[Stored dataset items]
_ _ _
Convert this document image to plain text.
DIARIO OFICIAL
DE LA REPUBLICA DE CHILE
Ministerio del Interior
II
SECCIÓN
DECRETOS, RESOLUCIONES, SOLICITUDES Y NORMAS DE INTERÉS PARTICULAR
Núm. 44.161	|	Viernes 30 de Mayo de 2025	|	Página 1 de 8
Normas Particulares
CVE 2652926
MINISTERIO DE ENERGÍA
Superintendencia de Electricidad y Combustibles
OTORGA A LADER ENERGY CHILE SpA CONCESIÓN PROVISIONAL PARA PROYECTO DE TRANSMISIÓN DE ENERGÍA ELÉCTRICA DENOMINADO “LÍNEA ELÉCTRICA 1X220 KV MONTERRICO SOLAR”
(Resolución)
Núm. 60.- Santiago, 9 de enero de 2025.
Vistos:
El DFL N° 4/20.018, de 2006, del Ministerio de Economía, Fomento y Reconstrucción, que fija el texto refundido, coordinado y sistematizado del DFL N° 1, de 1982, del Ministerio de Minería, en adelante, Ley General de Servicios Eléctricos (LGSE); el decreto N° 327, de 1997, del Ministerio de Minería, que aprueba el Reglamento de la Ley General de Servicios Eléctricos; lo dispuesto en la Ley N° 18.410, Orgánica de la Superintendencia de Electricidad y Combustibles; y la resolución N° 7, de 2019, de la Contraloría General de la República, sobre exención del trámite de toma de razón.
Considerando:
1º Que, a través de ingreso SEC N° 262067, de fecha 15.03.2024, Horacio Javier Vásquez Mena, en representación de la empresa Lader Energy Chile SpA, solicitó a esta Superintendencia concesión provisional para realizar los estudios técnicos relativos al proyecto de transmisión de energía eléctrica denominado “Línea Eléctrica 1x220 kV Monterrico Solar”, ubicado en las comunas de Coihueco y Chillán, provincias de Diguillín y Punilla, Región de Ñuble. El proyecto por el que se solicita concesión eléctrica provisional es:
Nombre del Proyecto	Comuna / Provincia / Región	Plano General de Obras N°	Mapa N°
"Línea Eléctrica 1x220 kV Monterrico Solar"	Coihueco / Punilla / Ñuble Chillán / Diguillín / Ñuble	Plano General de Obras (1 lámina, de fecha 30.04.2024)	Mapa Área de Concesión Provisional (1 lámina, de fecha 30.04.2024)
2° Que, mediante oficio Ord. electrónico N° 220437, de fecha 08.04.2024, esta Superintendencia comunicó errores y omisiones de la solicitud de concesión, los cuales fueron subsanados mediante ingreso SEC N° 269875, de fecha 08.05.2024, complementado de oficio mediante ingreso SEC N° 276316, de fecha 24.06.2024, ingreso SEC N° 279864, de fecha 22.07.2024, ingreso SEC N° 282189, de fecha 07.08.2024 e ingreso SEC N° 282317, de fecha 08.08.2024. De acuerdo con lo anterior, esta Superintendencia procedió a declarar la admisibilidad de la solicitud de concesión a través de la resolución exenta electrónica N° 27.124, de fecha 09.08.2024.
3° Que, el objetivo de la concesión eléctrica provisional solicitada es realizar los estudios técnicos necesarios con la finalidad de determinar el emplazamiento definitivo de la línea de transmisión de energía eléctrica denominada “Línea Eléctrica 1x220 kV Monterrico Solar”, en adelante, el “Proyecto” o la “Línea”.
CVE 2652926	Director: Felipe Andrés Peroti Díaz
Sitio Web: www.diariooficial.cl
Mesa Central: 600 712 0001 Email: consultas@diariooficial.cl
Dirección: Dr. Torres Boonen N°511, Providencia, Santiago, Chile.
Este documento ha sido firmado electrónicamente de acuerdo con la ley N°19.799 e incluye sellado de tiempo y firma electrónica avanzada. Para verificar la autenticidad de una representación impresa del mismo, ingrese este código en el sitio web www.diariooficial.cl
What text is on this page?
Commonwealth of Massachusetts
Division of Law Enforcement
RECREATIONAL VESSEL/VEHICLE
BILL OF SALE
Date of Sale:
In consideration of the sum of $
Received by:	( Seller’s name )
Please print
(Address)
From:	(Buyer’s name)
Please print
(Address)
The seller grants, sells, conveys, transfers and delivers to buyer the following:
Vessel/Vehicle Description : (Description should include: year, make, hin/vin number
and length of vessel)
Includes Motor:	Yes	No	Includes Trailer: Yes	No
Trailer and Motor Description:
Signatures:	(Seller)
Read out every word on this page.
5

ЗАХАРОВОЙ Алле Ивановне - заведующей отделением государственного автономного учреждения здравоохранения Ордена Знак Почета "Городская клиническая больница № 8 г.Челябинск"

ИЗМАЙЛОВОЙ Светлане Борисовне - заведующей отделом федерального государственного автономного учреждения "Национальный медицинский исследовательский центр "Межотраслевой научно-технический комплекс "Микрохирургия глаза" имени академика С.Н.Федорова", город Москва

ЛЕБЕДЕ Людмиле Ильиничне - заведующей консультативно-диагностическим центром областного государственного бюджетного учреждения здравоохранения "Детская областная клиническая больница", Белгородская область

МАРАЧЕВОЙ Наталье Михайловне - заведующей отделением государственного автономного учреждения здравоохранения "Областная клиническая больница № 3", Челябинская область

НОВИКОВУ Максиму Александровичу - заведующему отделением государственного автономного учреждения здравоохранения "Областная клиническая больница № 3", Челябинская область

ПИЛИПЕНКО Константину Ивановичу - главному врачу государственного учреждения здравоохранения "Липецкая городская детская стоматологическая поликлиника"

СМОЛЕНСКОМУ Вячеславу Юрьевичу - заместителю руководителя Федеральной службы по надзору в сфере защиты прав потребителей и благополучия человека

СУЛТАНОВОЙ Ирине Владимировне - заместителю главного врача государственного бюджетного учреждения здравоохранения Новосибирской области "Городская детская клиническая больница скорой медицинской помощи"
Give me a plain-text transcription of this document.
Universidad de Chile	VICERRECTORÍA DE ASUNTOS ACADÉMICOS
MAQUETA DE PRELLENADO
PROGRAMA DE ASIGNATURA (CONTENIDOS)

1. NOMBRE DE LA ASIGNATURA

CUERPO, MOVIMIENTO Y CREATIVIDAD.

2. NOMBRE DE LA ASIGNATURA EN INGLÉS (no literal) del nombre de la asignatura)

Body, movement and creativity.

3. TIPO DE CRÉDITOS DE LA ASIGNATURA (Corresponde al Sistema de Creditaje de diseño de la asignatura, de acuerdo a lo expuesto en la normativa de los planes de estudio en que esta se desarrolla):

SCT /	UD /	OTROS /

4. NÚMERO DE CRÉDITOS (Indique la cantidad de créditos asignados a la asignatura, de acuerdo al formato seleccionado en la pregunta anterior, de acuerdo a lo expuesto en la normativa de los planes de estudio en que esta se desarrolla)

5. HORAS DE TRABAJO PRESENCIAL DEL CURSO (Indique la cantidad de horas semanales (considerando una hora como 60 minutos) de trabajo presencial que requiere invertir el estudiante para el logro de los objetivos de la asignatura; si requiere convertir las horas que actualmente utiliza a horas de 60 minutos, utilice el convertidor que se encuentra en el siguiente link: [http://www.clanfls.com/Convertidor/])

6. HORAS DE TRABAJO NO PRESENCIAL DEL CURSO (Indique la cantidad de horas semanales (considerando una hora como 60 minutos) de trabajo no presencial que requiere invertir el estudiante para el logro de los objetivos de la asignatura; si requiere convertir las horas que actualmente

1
_ _ _
How many of the lines above hold the word "автономного"? Give only that number.

EXERCISE RESULT: 4